▶ **What the task requires**: Repeat the material in full. Keep every line exactly as it is.
===== Information supplied =====
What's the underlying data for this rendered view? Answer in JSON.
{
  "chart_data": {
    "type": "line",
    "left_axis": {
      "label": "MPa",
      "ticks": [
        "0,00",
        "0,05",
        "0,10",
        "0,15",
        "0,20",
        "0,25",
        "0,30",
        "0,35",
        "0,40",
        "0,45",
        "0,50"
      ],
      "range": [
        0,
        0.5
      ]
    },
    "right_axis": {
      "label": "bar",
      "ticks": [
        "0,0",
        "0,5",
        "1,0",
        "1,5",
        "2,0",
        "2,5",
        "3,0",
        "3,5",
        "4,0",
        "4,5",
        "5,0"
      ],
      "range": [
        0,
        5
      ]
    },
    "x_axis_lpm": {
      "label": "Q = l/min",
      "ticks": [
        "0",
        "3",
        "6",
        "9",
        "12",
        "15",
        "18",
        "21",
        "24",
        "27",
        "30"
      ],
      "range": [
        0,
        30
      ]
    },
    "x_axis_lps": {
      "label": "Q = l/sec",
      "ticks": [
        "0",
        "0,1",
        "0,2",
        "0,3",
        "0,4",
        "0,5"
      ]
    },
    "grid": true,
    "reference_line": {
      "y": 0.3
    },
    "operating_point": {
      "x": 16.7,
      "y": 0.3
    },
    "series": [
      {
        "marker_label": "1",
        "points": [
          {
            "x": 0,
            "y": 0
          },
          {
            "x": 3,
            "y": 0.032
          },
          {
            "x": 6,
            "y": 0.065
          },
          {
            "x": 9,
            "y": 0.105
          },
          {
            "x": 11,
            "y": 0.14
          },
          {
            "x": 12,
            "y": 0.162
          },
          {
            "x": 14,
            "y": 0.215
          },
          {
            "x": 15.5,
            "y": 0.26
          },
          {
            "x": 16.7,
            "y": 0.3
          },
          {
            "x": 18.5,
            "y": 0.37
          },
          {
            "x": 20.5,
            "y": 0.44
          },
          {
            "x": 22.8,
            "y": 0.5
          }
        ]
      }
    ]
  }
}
=====
▶ **Exercise answer**:
What's the underlying data for this rendered view? Answer in JSON.
{
  "chart_data": {
    "type": "line",
    "left_axis": {
      "label": "MPa",
      "ticks": [
        "0,00",
        "0,05",
        "0,10",
        "0,15",
        "0,20",
        "0,25",
        "0,30",
        "0,35",
        "0,40",
        "0,45",
        "0,50"
      ],
      "range": [
        0,
        0.5
      ]
    },
    "right_axis": {
      "label": "bar",
      "ticks": [
        "0,0",
        "0,5",
        "1,0",
        "1,5",
        "2,0",
        "2,5",
        "3,0",
        "3,5",
        "4,0",
        "4,5",
        "5,0"
      ],
      "range": [
        0,
        5
      ]
    },
    "x_axis_lpm": {
      "label": "Q = l/min",
      "ticks": [
        "0",
        "3",
        "6",
        "9",
        "12",
        "15",
        "18",
        "21",
        "24",
        "27",
        "30"
      ],
      "range": [
        0,
        30
      ]
    },
    "x_axis_lps": {
      "label": "Q = l/sec",
      "ticks": [
        "0",
        "0,1",
        "0,2",
        "0,3",
        "0,4",
        "0,5"
      ]
    },
    "grid": true,
    "reference_line": {
      "y": 0.3
    },
    "operating_point": {
      "x": 16.7,
      "y": 0.3
    },
    "series": [
      {
        "marker_label": "1",
        "points": [
          {
            "x": 0,
            "y": 0
          },
          {
            "x": 3,
            "y": 0.032
          },
          {
            "x": 6,
            "y": 0.065
          },
          {
            "x": 9,
            "y": 0.105
          },
          {
            "x": 11,
            "y": 0.14
          },
          {
            "x": 12,
            "y": 0.162
          },
          {
            "x": 14,
            "y": 0.215
          },
          {
            "x": 15.5,
            "y": 0.26
          },
          {
            "x": 16.7,
            "y": 0.3
          },
          {
            "x": 18.5,
            "y": 0.37
          },
          {
            "x": 20.5,
            "y": 0.44
          },
          {
            "x": 22.8,
            "y": 0.5
          }
        ]
      }
    ]
  }
}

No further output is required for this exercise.